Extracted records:
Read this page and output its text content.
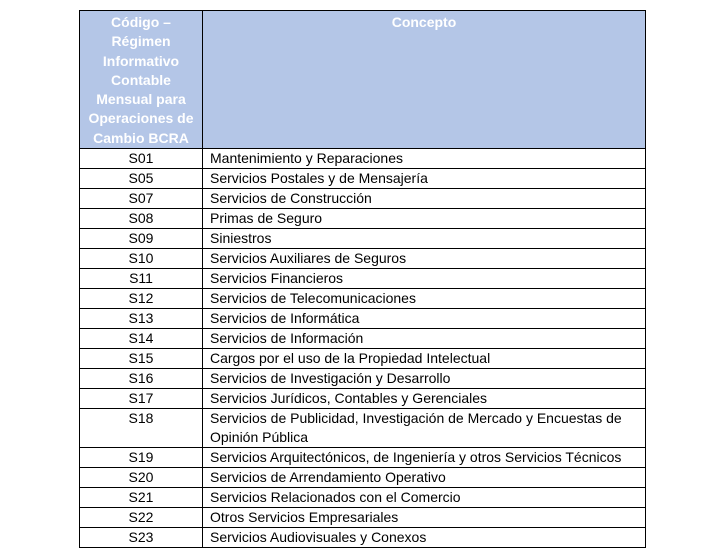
Código – Régimen Informativo Contable Mensual para Operaciones de Cambio BCRA	Concepto
S01	Mantenimiento y Reparaciones
S05	Servicios Postales y de Mensajería
S07	Servicios de Construcción
S08	Primas de Seguro
S09	Siniestros
S10	Servicios Auxiliares de Seguros
S11	Servicios Financieros
S12	Servicios de Telecomunicaciones
S13	Servicios de Informática
S14	Servicios de Información
S15	Cargos por el uso de la Propiedad Intelectual
S16	Servicios de Investigación y Desarrollo
S17	Servicios Jurídicos, Contables y Gerenciales
S18	Servicios de Publicidad, Investigación de Mercado y Encuestas de Opinión Pública
S19	Servicios Arquitectónicos, de Ingeniería y otros Servicios Técnicos
S20	Servicios de Arrendamiento Operativo
S21	Servicios Relacionados con el Comercio
S22	Otros Servicios Empresariales
S23	Servicios Audiovisuales y Conexos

◆ Instructions for the task: Find the number of lines in which the word "Investigación" occurs, and write nothing but that number.

◆ Right answer: 2